# Footage of brand new Animal Crossing concept style



## JimmyJacobAC (Aug 23, 2015)

What do you guys think?


----------



## TheEchoTimes (Aug 23, 2015)

oh my god I love that video


----------



## JimmyJacobAC (Aug 23, 2015)

TheEchoTimes said:


> oh my god I love that video



There's no way this can get any worse.

...

It's worse!


----------



## Lena Scorpion (Aug 23, 2015)

Mmm...k


----------



## strawbewwy (Aug 23, 2015)

haha i like it


----------



## JimmyJacobAC (Aug 24, 2015)

Lena Scorpion said:


> Mmm...k
> View attachment 144503



Well, he sure did look around.


----------



## shuba (Aug 25, 2015)

this is the best


----------



## TykiButterfree (Aug 25, 2015)

Well I would buy this game. lol There are rare white trees. Haha!


----------



## Kipper_snax (Aug 25, 2015)

Requests ▸
[A] Answer these questions using the forum thread about the Animal Crossing concept footage:
(i) On what date did TheEchoTimes post?
(ii) Which user wrote "this is the best"?
(iii) According to TykiButterfree, what kind of trees are rare?
[B] Write the next part of the forum thread about the Animal Crossing concept footage, picking up from its final line.
The items that come after the thread are separate material, unrelated to it.

Information shown ▸
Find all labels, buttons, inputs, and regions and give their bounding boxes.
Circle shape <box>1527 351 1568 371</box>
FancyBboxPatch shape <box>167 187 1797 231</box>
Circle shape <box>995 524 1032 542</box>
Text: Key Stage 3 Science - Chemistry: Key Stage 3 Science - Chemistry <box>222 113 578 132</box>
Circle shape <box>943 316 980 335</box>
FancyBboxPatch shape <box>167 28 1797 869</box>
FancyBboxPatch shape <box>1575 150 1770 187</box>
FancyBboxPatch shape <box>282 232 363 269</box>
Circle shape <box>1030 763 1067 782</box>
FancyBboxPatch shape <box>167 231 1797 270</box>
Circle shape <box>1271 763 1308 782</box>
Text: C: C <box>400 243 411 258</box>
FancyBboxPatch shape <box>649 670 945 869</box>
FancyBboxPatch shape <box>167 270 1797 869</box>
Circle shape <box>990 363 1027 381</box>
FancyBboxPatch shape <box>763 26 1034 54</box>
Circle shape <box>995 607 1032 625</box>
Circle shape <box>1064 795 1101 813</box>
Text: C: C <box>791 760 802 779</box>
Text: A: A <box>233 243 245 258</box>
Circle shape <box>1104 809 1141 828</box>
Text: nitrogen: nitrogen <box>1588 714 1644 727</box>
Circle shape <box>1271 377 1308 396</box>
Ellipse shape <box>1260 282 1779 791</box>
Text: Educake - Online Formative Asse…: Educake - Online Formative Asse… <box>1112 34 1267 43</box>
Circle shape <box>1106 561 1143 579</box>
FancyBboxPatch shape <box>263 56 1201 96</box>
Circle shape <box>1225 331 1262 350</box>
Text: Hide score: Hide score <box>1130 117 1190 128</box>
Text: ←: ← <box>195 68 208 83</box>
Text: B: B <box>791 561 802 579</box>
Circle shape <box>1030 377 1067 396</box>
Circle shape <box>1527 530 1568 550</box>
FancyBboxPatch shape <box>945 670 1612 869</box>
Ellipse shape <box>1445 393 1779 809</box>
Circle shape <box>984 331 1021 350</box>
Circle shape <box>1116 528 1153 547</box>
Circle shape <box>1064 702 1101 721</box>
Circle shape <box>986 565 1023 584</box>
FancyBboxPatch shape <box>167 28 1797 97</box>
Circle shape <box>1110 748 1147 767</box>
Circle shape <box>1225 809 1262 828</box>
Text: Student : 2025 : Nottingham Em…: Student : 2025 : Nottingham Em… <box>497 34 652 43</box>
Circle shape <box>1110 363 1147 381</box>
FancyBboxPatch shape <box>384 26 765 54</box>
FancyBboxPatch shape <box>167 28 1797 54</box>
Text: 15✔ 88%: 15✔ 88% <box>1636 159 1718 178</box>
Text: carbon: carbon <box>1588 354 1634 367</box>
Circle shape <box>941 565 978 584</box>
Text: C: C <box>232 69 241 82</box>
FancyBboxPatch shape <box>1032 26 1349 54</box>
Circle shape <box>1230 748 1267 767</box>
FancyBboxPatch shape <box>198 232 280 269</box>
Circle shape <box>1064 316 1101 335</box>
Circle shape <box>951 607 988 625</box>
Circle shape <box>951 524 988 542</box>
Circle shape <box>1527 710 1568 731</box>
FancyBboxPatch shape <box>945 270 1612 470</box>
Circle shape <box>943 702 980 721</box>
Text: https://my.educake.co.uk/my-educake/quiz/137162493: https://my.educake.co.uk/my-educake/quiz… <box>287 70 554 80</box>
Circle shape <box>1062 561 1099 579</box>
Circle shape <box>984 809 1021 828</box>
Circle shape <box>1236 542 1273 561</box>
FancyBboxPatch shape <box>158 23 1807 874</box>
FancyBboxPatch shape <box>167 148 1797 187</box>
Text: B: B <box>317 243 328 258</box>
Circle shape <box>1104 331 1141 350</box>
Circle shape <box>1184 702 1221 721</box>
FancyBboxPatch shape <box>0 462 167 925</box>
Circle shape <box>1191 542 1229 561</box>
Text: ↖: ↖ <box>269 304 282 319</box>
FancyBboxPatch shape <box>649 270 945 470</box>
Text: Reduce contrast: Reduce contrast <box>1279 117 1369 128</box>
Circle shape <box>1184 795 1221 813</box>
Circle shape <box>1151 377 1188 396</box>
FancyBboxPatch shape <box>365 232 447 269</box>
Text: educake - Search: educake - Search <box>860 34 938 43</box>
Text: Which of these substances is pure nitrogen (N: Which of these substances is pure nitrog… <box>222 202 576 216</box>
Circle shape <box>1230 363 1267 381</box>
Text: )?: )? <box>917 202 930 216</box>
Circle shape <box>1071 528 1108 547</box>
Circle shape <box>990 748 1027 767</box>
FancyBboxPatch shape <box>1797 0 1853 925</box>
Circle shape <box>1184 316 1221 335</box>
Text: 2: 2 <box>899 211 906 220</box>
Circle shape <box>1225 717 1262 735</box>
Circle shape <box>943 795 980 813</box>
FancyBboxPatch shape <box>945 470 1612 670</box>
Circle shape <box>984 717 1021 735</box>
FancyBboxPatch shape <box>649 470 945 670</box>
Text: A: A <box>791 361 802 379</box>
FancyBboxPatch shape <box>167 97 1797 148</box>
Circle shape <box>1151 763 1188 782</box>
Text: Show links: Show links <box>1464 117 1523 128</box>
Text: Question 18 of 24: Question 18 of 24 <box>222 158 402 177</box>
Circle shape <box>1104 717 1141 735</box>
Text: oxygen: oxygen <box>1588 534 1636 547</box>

Results of the exercise ▸
[A]
(i) Aug 23, 2015
(ii) shuba
(iii) White trees

[B]
haha love Vinesauce :3


----------



## Captain Crazy Chicken (Aug 25, 2015)

*SIIIIIIIIIIIIIIGH*

I see Vinesauce all the time now.


----------



## AmaiiTenshii (Sep 1, 2015)

"The museum of Clown-Vomit is now accepting patrons."

ive been watching vinesauce since like 2012-ish god help me


----------



## Moose716 (Oct 3, 2015)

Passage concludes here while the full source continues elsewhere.